List all lines in the material below that contain "falls".
=== Records shown ===
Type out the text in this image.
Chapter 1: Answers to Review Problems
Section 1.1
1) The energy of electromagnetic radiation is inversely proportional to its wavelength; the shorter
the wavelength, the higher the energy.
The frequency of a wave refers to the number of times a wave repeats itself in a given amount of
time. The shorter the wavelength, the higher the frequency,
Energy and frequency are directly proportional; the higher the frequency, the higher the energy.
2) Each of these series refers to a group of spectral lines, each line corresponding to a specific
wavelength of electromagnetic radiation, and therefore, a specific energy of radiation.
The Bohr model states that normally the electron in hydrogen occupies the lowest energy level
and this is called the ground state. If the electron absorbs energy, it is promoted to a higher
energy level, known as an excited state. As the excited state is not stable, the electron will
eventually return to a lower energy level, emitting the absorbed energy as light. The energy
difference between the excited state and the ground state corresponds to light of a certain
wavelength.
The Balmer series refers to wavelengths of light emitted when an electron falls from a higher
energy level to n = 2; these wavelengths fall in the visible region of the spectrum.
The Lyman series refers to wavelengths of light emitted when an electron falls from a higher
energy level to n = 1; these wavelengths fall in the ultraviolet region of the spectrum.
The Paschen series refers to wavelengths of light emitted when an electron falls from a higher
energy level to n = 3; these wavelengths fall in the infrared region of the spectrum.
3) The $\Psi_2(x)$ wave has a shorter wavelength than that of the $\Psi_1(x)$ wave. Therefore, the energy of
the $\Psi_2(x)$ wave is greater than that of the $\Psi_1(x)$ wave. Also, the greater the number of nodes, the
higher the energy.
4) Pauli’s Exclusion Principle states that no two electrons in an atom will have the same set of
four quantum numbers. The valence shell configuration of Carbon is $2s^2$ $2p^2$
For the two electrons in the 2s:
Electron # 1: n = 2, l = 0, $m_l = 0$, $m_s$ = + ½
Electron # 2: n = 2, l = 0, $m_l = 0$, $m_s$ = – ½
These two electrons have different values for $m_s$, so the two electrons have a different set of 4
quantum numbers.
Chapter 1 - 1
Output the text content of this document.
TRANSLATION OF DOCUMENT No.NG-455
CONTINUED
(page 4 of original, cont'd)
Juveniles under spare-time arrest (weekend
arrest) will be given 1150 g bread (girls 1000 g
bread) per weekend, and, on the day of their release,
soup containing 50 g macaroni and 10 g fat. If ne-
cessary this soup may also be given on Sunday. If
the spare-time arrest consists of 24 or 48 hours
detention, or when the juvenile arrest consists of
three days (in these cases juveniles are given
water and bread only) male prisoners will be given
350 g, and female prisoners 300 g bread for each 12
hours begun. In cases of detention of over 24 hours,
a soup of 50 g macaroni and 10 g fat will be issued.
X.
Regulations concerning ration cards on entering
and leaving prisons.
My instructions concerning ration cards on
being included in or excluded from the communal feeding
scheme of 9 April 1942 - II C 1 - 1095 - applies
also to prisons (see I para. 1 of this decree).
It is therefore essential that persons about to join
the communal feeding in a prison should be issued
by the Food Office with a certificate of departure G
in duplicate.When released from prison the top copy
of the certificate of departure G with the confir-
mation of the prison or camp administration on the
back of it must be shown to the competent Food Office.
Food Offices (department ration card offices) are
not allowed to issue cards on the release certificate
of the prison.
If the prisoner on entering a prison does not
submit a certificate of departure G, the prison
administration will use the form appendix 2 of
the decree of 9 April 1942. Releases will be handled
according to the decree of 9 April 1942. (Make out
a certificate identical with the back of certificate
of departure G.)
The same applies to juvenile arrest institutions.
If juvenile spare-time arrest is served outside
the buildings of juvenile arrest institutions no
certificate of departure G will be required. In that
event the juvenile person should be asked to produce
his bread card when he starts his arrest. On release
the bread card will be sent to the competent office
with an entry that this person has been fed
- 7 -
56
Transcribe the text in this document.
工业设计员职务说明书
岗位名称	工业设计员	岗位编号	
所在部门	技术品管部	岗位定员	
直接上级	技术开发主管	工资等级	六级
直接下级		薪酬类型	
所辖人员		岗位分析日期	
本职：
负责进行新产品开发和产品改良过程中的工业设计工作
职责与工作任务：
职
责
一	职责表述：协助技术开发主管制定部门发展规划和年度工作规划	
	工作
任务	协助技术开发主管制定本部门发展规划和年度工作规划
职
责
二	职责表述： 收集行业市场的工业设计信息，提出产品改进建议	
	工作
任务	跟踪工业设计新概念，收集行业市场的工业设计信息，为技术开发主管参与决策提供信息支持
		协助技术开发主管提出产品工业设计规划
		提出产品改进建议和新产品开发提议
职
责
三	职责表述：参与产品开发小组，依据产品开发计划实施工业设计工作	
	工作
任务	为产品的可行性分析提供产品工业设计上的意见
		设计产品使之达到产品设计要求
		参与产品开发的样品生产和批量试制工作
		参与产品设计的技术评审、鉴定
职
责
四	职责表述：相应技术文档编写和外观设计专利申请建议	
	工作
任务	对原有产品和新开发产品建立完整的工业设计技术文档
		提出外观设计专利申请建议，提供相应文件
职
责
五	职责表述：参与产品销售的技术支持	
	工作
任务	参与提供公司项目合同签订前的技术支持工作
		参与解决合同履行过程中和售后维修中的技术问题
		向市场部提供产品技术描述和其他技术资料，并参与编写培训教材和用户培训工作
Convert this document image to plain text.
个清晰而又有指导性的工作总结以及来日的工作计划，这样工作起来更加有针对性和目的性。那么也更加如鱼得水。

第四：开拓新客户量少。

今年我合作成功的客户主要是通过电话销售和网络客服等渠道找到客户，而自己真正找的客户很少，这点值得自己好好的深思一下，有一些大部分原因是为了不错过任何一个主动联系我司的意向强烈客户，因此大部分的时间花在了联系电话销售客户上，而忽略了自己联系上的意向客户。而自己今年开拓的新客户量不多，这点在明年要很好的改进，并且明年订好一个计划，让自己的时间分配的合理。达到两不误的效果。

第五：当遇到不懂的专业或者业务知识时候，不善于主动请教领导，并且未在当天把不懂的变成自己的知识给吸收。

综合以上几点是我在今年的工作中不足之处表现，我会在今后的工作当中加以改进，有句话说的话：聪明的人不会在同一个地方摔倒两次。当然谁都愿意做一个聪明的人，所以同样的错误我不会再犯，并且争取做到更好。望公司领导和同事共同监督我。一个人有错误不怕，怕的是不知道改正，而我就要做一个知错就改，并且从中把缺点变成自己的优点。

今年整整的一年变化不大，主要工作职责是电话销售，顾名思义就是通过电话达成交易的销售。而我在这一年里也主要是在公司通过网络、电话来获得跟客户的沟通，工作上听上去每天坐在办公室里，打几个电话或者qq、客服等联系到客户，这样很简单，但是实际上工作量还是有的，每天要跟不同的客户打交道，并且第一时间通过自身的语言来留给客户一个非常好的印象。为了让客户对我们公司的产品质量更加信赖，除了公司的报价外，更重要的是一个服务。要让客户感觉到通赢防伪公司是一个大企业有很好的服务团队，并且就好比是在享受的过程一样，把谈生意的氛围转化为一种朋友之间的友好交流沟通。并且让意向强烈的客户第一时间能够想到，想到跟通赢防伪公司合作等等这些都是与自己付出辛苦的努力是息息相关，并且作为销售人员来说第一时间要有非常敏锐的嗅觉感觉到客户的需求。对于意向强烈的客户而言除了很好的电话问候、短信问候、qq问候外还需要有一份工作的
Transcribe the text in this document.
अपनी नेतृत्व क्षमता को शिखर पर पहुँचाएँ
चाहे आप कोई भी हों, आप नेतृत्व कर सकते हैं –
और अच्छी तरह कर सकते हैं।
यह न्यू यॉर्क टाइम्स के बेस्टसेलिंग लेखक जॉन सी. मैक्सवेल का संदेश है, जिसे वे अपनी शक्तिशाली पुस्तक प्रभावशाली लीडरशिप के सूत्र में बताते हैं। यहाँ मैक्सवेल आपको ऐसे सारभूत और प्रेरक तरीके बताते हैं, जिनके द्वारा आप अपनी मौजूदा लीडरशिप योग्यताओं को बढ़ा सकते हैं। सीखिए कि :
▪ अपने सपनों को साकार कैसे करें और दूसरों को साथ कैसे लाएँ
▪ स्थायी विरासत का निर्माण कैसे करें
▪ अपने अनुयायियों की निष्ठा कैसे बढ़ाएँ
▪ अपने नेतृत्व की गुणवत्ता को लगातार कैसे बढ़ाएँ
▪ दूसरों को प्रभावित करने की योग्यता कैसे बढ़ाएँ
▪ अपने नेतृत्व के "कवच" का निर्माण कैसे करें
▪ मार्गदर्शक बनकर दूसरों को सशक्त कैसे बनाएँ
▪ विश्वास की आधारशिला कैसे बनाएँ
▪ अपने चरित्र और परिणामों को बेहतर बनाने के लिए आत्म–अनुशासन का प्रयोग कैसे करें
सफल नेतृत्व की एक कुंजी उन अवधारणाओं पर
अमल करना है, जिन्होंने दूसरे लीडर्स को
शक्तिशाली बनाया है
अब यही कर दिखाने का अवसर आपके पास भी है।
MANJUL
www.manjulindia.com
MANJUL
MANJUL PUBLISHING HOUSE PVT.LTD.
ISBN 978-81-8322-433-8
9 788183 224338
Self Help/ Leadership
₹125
===
• [The solution]:
The Balmer series refers to wavelengths of light emitted when an electron falls from a higher
The Lyman series refers to wavelengths of light emitted when an electron falls from a higher
The Paschen series refers to wavelengths of light emitted when an electron falls from a higher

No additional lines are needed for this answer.